§ **DIRECTIONS**: Identify each line holding the string "text" and copy it.

§ **Dataset items**:
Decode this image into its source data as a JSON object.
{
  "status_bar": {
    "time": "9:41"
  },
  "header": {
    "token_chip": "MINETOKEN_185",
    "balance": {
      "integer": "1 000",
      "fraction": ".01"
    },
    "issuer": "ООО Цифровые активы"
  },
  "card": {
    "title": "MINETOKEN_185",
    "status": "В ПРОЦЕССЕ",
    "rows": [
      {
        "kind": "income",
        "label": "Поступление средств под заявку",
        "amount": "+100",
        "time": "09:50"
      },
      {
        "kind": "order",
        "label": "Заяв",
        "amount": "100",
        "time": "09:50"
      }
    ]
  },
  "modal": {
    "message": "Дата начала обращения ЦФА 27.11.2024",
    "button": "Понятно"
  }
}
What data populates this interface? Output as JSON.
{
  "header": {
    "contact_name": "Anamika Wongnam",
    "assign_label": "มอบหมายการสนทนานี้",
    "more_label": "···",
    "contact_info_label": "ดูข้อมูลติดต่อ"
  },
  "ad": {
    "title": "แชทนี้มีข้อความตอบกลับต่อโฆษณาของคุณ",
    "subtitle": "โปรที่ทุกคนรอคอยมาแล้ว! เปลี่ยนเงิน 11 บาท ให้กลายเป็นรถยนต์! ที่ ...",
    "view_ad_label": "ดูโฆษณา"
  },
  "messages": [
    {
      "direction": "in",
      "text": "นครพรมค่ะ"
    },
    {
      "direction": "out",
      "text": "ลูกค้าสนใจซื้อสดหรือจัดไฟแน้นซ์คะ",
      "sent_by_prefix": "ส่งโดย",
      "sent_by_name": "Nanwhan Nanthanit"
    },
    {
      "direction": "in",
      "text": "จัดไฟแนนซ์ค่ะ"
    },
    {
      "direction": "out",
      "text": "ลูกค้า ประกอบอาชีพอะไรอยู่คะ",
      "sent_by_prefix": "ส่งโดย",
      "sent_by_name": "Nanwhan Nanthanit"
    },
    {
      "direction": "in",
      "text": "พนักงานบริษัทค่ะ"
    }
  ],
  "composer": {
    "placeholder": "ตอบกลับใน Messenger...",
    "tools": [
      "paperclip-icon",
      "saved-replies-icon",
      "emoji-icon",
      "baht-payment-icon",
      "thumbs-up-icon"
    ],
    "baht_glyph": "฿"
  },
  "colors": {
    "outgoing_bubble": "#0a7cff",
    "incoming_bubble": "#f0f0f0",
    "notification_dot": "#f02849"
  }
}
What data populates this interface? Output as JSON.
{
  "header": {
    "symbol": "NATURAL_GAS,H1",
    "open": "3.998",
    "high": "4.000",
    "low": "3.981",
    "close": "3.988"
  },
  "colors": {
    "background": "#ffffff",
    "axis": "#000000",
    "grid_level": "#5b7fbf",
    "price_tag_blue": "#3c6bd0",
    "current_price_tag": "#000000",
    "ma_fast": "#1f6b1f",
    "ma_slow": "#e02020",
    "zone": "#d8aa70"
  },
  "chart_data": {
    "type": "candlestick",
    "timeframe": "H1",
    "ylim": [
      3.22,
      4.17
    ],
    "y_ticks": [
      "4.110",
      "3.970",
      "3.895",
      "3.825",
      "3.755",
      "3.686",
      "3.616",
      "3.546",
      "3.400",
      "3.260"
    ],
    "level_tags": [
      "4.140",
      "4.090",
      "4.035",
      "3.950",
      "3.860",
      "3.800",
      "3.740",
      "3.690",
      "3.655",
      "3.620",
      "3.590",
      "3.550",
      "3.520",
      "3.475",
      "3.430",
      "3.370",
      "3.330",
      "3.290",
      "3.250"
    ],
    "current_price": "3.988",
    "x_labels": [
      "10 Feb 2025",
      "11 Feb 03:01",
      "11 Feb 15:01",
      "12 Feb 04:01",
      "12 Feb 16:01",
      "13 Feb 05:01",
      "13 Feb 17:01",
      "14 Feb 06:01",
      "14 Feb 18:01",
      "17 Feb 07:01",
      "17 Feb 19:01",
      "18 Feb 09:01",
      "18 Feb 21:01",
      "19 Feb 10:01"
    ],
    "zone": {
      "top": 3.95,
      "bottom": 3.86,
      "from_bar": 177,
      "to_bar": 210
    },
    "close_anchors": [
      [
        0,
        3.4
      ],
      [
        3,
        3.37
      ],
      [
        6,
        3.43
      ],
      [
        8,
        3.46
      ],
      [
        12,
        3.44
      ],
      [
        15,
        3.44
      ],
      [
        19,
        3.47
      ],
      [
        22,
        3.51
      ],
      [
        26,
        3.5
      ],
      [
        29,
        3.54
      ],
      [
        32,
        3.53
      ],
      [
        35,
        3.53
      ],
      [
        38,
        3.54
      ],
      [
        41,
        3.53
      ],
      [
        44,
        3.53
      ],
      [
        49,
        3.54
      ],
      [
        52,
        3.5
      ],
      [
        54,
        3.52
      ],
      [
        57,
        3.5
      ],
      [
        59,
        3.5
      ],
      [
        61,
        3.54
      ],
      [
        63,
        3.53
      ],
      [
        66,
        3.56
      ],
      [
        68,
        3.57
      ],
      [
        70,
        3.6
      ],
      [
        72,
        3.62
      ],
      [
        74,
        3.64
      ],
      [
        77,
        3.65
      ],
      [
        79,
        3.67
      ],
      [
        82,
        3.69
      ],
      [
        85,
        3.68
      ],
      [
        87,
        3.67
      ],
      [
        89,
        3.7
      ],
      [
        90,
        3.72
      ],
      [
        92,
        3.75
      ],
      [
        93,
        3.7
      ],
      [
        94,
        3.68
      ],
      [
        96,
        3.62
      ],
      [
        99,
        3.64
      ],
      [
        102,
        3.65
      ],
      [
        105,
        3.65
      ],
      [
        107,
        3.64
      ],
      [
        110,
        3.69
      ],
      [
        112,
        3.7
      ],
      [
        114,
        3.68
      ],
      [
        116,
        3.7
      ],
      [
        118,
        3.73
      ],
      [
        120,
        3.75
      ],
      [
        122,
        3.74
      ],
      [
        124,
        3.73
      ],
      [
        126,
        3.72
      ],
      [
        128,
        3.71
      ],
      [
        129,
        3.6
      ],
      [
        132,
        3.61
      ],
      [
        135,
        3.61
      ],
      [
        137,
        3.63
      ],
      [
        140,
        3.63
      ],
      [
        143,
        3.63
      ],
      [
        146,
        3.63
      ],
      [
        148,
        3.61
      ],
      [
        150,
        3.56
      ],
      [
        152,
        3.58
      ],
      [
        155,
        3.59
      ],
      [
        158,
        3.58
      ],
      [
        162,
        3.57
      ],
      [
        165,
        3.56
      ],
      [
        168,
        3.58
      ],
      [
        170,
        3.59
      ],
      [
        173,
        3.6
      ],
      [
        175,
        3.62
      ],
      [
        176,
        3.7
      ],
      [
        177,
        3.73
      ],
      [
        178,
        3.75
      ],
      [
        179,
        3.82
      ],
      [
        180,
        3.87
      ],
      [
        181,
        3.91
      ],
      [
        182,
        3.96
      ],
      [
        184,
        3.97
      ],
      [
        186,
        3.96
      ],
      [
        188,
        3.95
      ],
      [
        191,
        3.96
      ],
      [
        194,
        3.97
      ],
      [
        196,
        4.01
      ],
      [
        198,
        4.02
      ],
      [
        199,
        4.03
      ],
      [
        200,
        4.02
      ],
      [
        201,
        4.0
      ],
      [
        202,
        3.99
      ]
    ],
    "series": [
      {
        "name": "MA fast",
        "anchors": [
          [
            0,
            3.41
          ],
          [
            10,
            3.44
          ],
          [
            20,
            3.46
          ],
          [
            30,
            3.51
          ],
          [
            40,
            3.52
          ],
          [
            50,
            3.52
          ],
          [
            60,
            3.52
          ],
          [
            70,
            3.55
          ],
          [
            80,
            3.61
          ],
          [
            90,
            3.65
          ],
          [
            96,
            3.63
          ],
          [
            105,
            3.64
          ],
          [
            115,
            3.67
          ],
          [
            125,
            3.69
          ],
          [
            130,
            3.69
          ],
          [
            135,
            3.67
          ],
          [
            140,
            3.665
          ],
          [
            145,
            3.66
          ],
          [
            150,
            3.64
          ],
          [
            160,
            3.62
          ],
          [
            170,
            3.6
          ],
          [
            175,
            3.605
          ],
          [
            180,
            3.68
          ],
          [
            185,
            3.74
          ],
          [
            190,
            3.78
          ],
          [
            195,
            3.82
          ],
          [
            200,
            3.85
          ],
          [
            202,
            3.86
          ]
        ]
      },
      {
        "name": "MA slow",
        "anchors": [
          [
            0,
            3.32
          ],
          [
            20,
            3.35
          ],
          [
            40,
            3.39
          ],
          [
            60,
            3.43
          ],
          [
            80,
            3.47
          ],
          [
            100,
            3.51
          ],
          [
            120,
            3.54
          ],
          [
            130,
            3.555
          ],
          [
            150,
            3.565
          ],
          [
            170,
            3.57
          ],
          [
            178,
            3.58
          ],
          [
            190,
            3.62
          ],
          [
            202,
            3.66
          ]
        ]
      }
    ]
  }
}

§ **RESPONSE TO THIS TASK**:
      "text": "นครพรมค่ะ"
      "text": "ลูกค้าสนใจซื้อสดหรือจัดไฟแน้นซ์คะ",
      "text": "จัดไฟแนนซ์ค่ะ"
      "text": "ลูกค้า ประกอบอาชีพอะไรอยู่คะ",
      "text": "พนักงานบริษัทค่ะ"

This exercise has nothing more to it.